• **TASK DATA**
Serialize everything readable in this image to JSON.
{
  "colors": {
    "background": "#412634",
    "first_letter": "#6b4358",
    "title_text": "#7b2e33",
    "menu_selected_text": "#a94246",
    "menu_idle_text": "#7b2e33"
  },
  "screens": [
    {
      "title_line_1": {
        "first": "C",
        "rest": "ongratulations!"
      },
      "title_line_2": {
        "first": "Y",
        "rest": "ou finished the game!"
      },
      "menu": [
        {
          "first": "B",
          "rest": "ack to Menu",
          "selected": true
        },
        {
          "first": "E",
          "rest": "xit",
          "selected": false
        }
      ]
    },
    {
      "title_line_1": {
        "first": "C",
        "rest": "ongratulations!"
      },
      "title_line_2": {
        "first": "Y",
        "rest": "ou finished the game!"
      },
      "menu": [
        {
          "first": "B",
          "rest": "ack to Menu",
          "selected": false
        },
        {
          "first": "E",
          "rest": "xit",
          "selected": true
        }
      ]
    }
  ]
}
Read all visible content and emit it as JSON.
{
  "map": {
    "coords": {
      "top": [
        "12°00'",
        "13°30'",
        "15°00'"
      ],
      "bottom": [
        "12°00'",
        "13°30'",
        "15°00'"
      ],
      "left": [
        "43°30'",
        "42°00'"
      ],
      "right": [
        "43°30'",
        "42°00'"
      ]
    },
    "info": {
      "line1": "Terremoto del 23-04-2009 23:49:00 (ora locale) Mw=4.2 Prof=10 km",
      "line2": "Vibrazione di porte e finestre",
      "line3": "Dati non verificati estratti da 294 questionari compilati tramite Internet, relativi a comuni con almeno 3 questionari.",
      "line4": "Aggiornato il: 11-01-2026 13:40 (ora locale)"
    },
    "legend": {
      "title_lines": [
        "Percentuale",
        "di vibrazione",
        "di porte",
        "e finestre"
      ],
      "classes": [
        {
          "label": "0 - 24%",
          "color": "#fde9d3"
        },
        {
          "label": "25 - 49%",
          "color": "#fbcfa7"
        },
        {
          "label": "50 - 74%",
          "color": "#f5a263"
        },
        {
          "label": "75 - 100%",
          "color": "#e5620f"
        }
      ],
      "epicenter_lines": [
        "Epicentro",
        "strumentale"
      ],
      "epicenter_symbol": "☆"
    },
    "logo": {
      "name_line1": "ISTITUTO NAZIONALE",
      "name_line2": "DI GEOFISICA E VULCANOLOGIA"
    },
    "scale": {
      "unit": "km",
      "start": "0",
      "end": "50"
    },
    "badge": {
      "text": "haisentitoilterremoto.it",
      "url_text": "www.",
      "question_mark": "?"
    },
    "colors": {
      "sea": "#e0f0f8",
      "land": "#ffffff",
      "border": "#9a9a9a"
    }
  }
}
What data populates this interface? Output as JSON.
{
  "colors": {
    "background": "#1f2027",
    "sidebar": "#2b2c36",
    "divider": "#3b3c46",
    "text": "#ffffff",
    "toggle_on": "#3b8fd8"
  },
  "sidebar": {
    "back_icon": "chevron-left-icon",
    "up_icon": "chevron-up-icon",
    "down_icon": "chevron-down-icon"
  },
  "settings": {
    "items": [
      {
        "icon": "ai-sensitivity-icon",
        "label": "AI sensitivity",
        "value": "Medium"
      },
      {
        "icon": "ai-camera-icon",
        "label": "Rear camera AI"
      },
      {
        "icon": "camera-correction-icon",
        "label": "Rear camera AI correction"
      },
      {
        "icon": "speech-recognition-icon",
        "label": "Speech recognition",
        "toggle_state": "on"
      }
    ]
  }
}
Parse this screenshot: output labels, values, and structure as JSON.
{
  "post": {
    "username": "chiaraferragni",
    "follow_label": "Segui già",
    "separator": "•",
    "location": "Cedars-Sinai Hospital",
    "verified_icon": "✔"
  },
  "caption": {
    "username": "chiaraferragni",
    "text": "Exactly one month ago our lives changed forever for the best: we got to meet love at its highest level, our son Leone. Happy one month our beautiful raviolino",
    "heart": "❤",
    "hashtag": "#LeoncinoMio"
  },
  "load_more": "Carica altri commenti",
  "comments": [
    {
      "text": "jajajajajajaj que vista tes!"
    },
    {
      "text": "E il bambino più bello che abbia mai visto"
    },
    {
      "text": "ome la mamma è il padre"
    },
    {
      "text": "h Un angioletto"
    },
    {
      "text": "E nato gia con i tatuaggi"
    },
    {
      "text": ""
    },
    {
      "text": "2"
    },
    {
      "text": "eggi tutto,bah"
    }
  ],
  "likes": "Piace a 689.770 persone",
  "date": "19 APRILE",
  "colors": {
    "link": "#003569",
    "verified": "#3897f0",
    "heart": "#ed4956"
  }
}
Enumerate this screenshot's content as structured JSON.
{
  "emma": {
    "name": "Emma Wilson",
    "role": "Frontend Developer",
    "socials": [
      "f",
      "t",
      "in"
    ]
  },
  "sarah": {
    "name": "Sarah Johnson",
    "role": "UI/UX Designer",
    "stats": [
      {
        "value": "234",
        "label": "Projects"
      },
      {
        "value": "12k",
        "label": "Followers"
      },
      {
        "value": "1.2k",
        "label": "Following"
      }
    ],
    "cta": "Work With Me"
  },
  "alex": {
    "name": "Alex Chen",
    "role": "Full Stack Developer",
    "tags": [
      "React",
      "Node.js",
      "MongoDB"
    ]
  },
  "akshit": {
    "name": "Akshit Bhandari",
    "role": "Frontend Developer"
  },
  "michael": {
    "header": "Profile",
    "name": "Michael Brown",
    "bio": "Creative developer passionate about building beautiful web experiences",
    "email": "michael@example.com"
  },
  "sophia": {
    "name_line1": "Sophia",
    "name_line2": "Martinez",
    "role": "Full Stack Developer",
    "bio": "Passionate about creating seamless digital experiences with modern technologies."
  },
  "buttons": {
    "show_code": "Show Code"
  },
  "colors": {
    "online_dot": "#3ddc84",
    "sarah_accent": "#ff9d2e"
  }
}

• **WHAT IS REQUIRED**
Restate all of the entries exactly, please.

• **SOLUTION FOR THIS EXERCISE**
Serialize everything readable in this image to JSON.
{
  "colors": {
    "background": "#412634",
    "first_letter": "#6b4358",
    "title_text": "#7b2e33",
    "menu_selected_text": "#a94246",
    "menu_idle_text": "#7b2e33"
  },
  "screens": [
    {
      "title_line_1": {
        "first": "C",
        "rest": "ongratulations!"
      },
      "title_line_2": {
        "first": "Y",
        "rest": "ou finished the game!"
      },
      "menu": [
        {
          "first": "B",
          "rest": "ack to Menu",
          "selected": true
        },
        {
          "first": "E",
          "rest": "xit",
          "selected": false
        }
      ]
    },
    {
      "title_line_1": {
        "first": "C",
        "rest": "ongratulations!"
      },
      "title_line_2": {
        "first": "Y",
        "rest": "ou finished the game!"
      },
      "menu": [
        {
          "first": "B",
          "rest": "ack to Menu",
          "selected": false
        },
        {
          "first": "E",
          "rest": "xit",
          "selected": true
        }
      ]
    }
  ]
}
Read all visible content and emit it as JSON.
{
  "map": {
    "coords": {
      "top": [
        "12°00'",
        "13°30'",
        "15°00'"
      ],
      "bottom": [
        "12°00'",
        "13°30'",
        "15°00'"
      ],
      "left": [
        "43°30'",
        "42°00'"
      ],
      "right": [
        "43°30'",
        "42°00'"
      ]
    },
    "info": {
      "line1": "Terremoto del 23-04-2009 23:49:00 (ora locale) Mw=4.2 Prof=10 km",
      "line2": "Vibrazione di porte e finestre",
      "line3": "Dati non verificati estratti da 294 questionari compilati tramite Internet, relativi a comuni con almeno 3 questionari.",
      "line4": "Aggiornato il: 11-01-2026 13:40 (ora locale)"
    },
    "legend": {
      "title_lines": [
        "Percentuale",
        "di vibrazione",
        "di porte",
        "e finestre"
      ],
      "classes": [
        {
          "label": "0 - 24%",
          "color": "#fde9d3"
        },
        {
          "label": "25 - 49%",
          "color": "#fbcfa7"
        },
        {
          "label": "50 - 74%",
          "color": "#f5a263"
        },
        {
          "label": "75 - 100%",
          "color": "#e5620f"
        }
      ],
      "epicenter_lines": [
        "Epicentro",
        "strumentale"
      ],
      "epicenter_symbol": "☆"
    },
    "logo": {
      "name_line1": "ISTITUTO NAZIONALE",
      "name_line2": "DI GEOFISICA E VULCANOLOGIA"
    },
    "scale": {
      "unit": "km",
      "start": "0",
      "end": "50"
    },
    "badge": {
      "text": "haisentitoilterremoto.it",
      "url_text": "www.",
      "question_mark": "?"
    },
    "colors": {
      "sea": "#e0f0f8",
      "land": "#ffffff",
      "border": "#9a9a9a"
    }
  }
}
What data populates this interface? Output as JSON.
{
  "colors": {
    "background": "#1f2027",
    "sidebar": "#2b2c36",
    "divider": "#3b3c46",
    "text": "#ffffff",
    "toggle_on": "#3b8fd8"
  },
  "sidebar": {
    "back_icon": "chevron-left-icon",
    "up_icon": "chevron-up-icon",
    "down_icon": "chevron-down-icon"
  },
  "settings": {
    "items": [
      {
        "icon": "ai-sensitivity-icon",
        "label": "AI sensitivity",
        "value": "Medium"
      },
      {
        "icon": "ai-camera-icon",
        "label": "Rear camera AI"
      },
      {
        "icon": "camera-correction-icon",
        "label": "Rear camera AI correction"
      },
      {
        "icon": "speech-recognition-icon",
        "label": "Speech recognition",
        "toggle_state": "on"
      }
    ]
  }
}
Parse this screenshot: output labels, values, and structure as JSON.
{
  "post": {
    "username": "chiaraferragni",
    "follow_label": "Segui già",
    "separator": "•",
    "location": "Cedars-Sinai Hospital",
    "verified_icon": "✔"
  },
  "caption": {
    "username": "chiaraferragni",
    "text": "Exactly one month ago our lives changed forever for the best: we got to meet love at its highest level, our son Leone. Happy one month our beautiful raviolino",
    "heart": "❤",
    "hashtag": "#LeoncinoMio"
  },
  "load_more": "Carica altri commenti",
  "comments": [
    {
      "text": "jajajajajajaj que vista tes!"
    },
    {
      "text": "E il bambino più bello che abbia mai visto"
    },
    {
      "text": "ome la mamma è il padre"
    },
    {
      "text": "h Un angioletto"
    },
    {
      "text": "E nato gia con i tatuaggi"
    },
    {
      "text": ""
    },
    {
      "text": "2"
    },
    {
      "text": "eggi tutto,bah"
    }
  ],
  "likes": "Piace a 689.770 persone",
  "date": "19 APRILE",
  "colors": {
    "link": "#003569",
    "verified": "#3897f0",
    "heart": "#ed4956"
  }
}
Enumerate this screenshot's content as structured JSON.
{
  "emma": {
    "name": "Emma Wilson",
    "role": "Frontend Developer",
    "socials": [
      "f",
      "t",
      "in"
    ]
  },
  "sarah": {
    "name": "Sarah Johnson",
    "role": "UI/UX Designer",
    "stats": [
      {
        "value": "234",
        "label": "Projects"
      },
      {
        "value": "12k",
        "label": "Followers"
      },
      {
        "value": "1.2k",
        "label": "Following"
      }
    ],
    "cta": "Work With Me"
  },
  "alex": {
    "name": "Alex Chen",
    "role": "Full Stack Developer",
    "tags": [
      "React",
      "Node.js",
      "MongoDB"
    ]
  },
  "akshit": {
    "name": "Akshit Bhandari",
    "role": "Frontend Developer"
  },
  "michael": {
    "header": "Profile",
    "name": "Michael Brown",
    "bio": "Creative developer passionate about building beautiful web experiences",
    "email": "michael@example.com"
  },
  "sophia": {
    "name_line1": "Sophia",
    "name_line2": "Martinez",
    "role": "Full Stack Developer",
    "bio": "Passionate about creating seamless digital experiences with modern technologies."
  },
  "buttons": {
    "show_code": "Show Code"
  },
  "colors": {
    "online_dot": "#3ddc84",
    "sarah_accent": "#ff9d2e"
  }
}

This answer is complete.